* [TASK STATEMENT] Rewrite the records below, putting "svg-label" in place of every "svg-text" and keeping everything else the same.

* [RAW DATA]
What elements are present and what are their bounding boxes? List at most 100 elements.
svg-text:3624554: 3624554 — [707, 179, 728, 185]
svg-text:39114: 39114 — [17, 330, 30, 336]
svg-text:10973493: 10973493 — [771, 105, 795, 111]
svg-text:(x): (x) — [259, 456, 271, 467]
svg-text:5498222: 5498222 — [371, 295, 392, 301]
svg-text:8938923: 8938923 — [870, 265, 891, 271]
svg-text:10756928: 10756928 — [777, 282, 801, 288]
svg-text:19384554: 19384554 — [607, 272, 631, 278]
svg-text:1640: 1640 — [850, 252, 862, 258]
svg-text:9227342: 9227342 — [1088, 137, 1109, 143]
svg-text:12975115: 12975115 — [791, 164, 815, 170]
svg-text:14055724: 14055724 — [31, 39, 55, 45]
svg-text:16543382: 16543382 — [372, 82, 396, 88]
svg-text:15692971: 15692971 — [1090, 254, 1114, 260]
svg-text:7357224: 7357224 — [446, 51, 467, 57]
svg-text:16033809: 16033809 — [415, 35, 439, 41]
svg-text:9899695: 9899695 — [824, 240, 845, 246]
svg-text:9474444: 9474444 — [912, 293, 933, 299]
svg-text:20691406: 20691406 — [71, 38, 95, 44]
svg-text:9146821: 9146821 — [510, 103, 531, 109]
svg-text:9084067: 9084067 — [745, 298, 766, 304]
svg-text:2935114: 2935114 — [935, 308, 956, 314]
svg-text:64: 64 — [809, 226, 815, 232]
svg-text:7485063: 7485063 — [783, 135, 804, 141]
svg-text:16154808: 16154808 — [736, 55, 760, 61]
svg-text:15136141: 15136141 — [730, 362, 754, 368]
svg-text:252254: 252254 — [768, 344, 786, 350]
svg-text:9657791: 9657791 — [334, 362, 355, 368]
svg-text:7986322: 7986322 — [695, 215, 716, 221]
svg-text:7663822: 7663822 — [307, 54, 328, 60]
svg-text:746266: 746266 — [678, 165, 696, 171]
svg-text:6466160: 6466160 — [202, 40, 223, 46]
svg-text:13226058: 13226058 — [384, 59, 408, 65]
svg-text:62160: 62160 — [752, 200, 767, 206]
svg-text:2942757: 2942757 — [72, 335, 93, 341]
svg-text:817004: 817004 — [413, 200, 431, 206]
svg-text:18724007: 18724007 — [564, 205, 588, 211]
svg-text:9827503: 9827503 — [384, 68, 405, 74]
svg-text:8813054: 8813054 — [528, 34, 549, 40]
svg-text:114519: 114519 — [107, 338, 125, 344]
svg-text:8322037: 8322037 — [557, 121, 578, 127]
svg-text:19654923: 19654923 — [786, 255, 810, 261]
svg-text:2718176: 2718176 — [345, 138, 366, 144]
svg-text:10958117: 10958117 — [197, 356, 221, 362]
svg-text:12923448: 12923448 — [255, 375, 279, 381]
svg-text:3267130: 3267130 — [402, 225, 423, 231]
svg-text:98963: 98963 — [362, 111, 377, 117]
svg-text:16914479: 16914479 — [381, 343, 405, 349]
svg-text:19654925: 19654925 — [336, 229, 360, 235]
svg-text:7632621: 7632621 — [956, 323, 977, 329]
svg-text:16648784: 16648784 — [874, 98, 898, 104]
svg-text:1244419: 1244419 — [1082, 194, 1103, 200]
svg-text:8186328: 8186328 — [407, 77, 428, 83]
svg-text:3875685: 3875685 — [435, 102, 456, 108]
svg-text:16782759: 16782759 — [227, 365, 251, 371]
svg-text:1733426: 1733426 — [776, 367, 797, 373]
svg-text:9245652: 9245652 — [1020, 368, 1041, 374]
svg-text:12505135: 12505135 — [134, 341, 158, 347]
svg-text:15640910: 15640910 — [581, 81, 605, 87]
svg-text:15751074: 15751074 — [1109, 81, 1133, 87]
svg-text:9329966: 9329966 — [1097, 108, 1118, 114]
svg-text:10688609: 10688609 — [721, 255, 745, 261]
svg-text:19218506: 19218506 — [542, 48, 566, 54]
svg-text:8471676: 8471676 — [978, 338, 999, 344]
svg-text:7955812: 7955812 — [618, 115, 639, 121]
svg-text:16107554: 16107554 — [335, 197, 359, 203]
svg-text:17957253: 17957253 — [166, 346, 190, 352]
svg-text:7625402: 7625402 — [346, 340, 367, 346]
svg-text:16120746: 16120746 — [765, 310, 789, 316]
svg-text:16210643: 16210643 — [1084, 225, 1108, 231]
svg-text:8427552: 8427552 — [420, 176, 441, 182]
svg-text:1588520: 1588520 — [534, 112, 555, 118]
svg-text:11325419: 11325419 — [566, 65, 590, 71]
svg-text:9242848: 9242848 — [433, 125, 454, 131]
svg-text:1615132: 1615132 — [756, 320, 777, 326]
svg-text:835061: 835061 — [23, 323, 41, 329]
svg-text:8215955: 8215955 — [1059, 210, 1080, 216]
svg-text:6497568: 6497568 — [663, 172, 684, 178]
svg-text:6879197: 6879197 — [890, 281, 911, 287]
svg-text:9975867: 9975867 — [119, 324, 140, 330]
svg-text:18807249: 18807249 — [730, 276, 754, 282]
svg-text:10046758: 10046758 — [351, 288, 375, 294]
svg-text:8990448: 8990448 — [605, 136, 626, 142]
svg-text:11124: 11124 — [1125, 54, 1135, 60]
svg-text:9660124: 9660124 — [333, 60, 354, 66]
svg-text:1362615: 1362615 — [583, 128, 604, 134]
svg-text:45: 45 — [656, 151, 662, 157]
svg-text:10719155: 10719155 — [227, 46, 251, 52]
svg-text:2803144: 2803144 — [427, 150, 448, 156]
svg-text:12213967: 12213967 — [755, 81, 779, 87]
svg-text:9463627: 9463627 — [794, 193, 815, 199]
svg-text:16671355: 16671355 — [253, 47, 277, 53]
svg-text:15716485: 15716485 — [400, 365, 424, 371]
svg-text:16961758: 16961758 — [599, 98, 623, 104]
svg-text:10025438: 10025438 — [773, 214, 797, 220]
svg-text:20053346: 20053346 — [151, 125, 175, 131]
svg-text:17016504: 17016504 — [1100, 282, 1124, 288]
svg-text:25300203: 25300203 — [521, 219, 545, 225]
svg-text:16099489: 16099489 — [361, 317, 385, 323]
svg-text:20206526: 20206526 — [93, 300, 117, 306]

* [RESPONSE TO THIS EXERCISE]
What elements are present and what are their bounding boxes? List at most 100 elements.
svg-label:3624554: 3624554 — [707, 179, 728, 185]
svg-label:39114: 39114 — [17, 330, 30, 336]
svg-label:10973493: 10973493 — [771, 105, 795, 111]
svg-label:(x): (x) — [259, 456, 271, 467]
svg-label:5498222: 5498222 — [371, 295, 392, 301]
svg-label:8938923: 8938923 — [870, 265, 891, 271]
svg-label:10756928: 10756928 — [777, 282, 801, 288]
svg-label:19384554: 19384554 — [607, 272, 631, 278]
svg-label:1640: 1640 — [850, 252, 862, 258]
svg-label:9227342: 9227342 — [1088, 137, 1109, 143]
svg-label:12975115: 12975115 — [791, 164, 815, 170]
svg-label:14055724: 14055724 — [31, 39, 55, 45]
svg-label:16543382: 16543382 — [372, 82, 396, 88]
svg-label:15692971: 15692971 — [1090, 254, 1114, 260]
svg-label:7357224: 7357224 — [446, 51, 467, 57]
svg-label:16033809: 16033809 — [415, 35, 439, 41]
svg-label:9899695: 9899695 — [824, 240, 845, 246]
svg-label:9474444: 9474444 — [912, 293, 933, 299]
svg-label:20691406: 20691406 — [71, 38, 95, 44]
svg-label:9146821: 9146821 — [510, 103, 531, 109]
svg-label:9084067: 9084067 — [745, 298, 766, 304]
svg-label:2935114: 2935114 — [935, 308, 956, 314]
svg-label:64: 64 — [809, 226, 815, 232]
svg-label:7485063: 7485063 — [783, 135, 804, 141]
svg-label:16154808: 16154808 — [736, 55, 760, 61]
svg-label:15136141: 15136141 — [730, 362, 754, 368]
svg-label:252254: 252254 — [768, 344, 786, 350]
svg-label:9657791: 9657791 — [334, 362, 355, 368]
svg-label:7986322: 7986322 — [695, 215, 716, 221]
svg-label:7663822: 7663822 — [307, 54, 328, 60]
svg-label:746266: 746266 — [678, 165, 696, 171]
svg-label:6466160: 6466160 — [202, 40, 223, 46]
svg-label:13226058: 13226058 — [384, 59, 408, 65]
svg-label:62160: 62160 — [752, 200, 767, 206]
svg-label:2942757: 2942757 — [72, 335, 93, 341]
svg-label:817004: 817004 — [413, 200, 431, 206]
svg-label:18724007: 18724007 — [564, 205, 588, 211]
svg-label:9827503: 9827503 — [384, 68, 405, 74]
svg-label:8813054: 8813054 — [528, 34, 549, 40]
svg-label:114519: 114519 — [107, 338, 125, 344]
svg-label:8322037: 8322037 — [557, 121, 578, 127]
svg-label:19654923: 19654923 — [786, 255, 810, 261]
svg-label:2718176: 2718176 — [345, 138, 366, 144]
svg-label:10958117: 10958117 — [197, 356, 221, 362]
svg-label:12923448: 12923448 — [255, 375, 279, 381]
svg-label:3267130: 3267130 — [402, 225, 423, 231]
svg-label:98963: 98963 — [362, 111, 377, 117]
svg-label:16914479: 16914479 — [381, 343, 405, 349]
svg-label:19654925: 19654925 — [336, 229, 360, 235]
svg-label:7632621: 7632621 — [956, 323, 977, 329]
svg-label:16648784: 16648784 — [874, 98, 898, 104]
svg-label:1244419: 1244419 — [1082, 194, 1103, 200]
svg-label:8186328: 8186328 — [407, 77, 428, 83]
svg-label:3875685: 3875685 — [435, 102, 456, 108]
svg-label:16782759: 16782759 — [227, 365, 251, 371]
svg-label:1733426: 1733426 — [776, 367, 797, 373]
svg-label:9245652: 9245652 — [1020, 368, 1041, 374]
svg-label:12505135: 12505135 — [134, 341, 158, 347]
svg-label:15640910: 15640910 — [581, 81, 605, 87]
svg-label:15751074: 15751074 — [1109, 81, 1133, 87]
svg-label:9329966: 9329966 — [1097, 108, 1118, 114]
svg-label:10688609: 10688609 — [721, 255, 745, 261]
svg-label:19218506: 19218506 — [542, 48, 566, 54]
svg-label:8471676: 8471676 — [978, 338, 999, 344]
svg-label:7955812: 7955812 — [618, 115, 639, 121]
svg-label:16107554: 16107554 — [335, 197, 359, 203]
svg-label:17957253: 17957253 — [166, 346, 190, 352]
svg-label:7625402: 7625402 — [346, 340, 367, 346]
svg-label:16120746: 16120746 — [765, 310, 789, 316]
svg-label:16210643: 16210643 — [1084, 225, 1108, 231]
svg-label:8427552: 8427552 — [420, 176, 441, 182]
svg-label:1588520: 1588520 — [534, 112, 555, 118]
svg-label:11325419: 11325419 — [566, 65, 590, 71]
svg-label:9242848: 9242848 — [433, 125, 454, 131]
svg-label:1615132: 1615132 — [756, 320, 777, 326]
svg-label:835061: 835061 — [23, 323, 41, 329]
svg-label:8215955: 8215955 — [1059, 210, 1080, 216]
svg-label:6497568: 6497568 — [663, 172, 684, 178]
svg-label:6879197: 6879197 — [890, 281, 911, 287]
svg-label:9975867: 9975867 — [119, 324, 140, 330]
svg-label:18807249: 18807249 — [730, 276, 754, 282]
svg-label:10046758: 10046758 — [351, 288, 375, 294]
svg-label:8990448: 8990448 — [605, 136, 626, 142]
svg-label:11124: 11124 — [1125, 54, 1135, 60]
svg-label:9660124: 9660124 — [333, 60, 354, 66]
svg-label:1362615: 1362615 — [583, 128, 604, 134]
svg-label:45: 45 — [656, 151, 662, 157]
svg-label:10719155: 10719155 — [227, 46, 251, 52]
svg-label:2803144: 2803144 — [427, 150, 448, 156]
svg-label:12213967: 12213967 — [755, 81, 779, 87]
svg-label:9463627: 9463627 — [794, 193, 815, 199]
svg-label:16671355: 16671355 — [253, 47, 277, 53]
svg-label:15716485: 15716485 — [400, 365, 424, 371]
svg-label:16961758: 16961758 — [599, 98, 623, 104]
svg-label:10025438: 10025438 — [773, 214, 797, 220]
svg-label:20053346: 20053346 — [151, 125, 175, 131]
svg-label:17016504: 17016504 — [1100, 282, 1124, 288]
svg-label:25300203: 25300203 — [521, 219, 545, 225]
svg-label:16099489: 16099489 — [361, 317, 385, 323]
svg-label:20206526: 20206526 — [93, 300, 117, 306]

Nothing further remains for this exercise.